WRITTEN PROBLEM = Reproduce the records below exactly as they appear, omitting any pictures they contain.

— BEGIN INPUT DATA —

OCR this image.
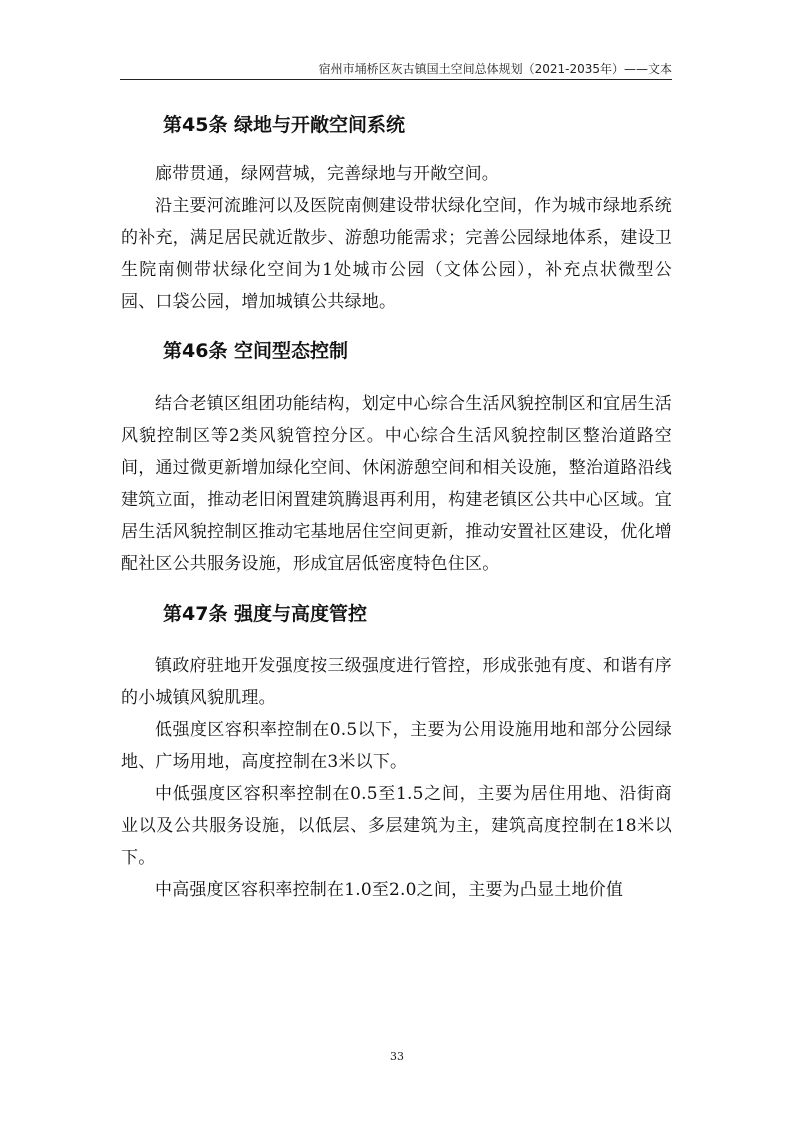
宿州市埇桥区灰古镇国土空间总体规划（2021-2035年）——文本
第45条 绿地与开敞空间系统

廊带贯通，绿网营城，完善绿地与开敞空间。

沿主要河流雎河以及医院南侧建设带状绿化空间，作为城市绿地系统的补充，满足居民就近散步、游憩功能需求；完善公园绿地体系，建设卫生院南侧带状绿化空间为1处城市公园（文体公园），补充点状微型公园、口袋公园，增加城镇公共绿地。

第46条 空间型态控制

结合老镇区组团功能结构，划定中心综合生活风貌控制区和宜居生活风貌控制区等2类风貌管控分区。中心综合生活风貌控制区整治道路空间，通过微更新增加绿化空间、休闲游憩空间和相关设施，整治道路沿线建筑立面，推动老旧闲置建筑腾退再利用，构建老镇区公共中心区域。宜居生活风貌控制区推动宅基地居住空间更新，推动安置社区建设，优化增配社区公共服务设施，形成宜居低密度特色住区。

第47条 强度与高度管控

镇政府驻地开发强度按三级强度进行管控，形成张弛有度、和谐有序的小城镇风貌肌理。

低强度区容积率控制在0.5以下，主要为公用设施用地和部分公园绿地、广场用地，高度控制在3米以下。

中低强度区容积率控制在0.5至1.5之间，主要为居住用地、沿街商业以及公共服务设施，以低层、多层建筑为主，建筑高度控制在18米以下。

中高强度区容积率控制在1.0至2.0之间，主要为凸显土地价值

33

— END INPUT DATA —

ANSWER FOR THIS EXERCISE =
OCR this image.
宿州市埇桥区灰古镇国土空间总体规划（2021-2035年）——文本
第45条 绿地与开敞空间系统

廊带贯通，绿网营城，完善绿地与开敞空间。

沿主要河流雎河以及医院南侧建设带状绿化空间，作为城市绿地系统的补充，满足居民就近散步、游憩功能需求；完善公园绿地体系，建设卫生院南侧带状绿化空间为1处城市公园（文体公园），补充点状微型公园、口袋公园，增加城镇公共绿地。

第46条 空间型态控制

结合老镇区组团功能结构，划定中心综合生活风貌控制区和宜居生活风貌控制区等2类风貌管控分区。中心综合生活风貌控制区整治道路空间，通过微更新增加绿化空间、休闲游憩空间和相关设施，整治道路沿线建筑立面，推动老旧闲置建筑腾退再利用，构建老镇区公共中心区域。宜居生活风貌控制区推动宅基地居住空间更新，推动安置社区建设，优化增配社区公共服务设施，形成宜居低密度特色住区。

第47条 强度与高度管控

镇政府驻地开发强度按三级强度进行管控，形成张弛有度、和谐有序的小城镇风貌肌理。

低强度区容积率控制在0.5以下，主要为公用设施用地和部分公园绿地、广场用地，高度控制在3米以下。

中低强度区容积率控制在0.5至1.5之间，主要为居住用地、沿街商业以及公共服务设施，以低层、多层建筑为主，建筑高度控制在18米以下。

中高强度区容积率控制在1.0至2.0之间，主要为凸显土地价值

33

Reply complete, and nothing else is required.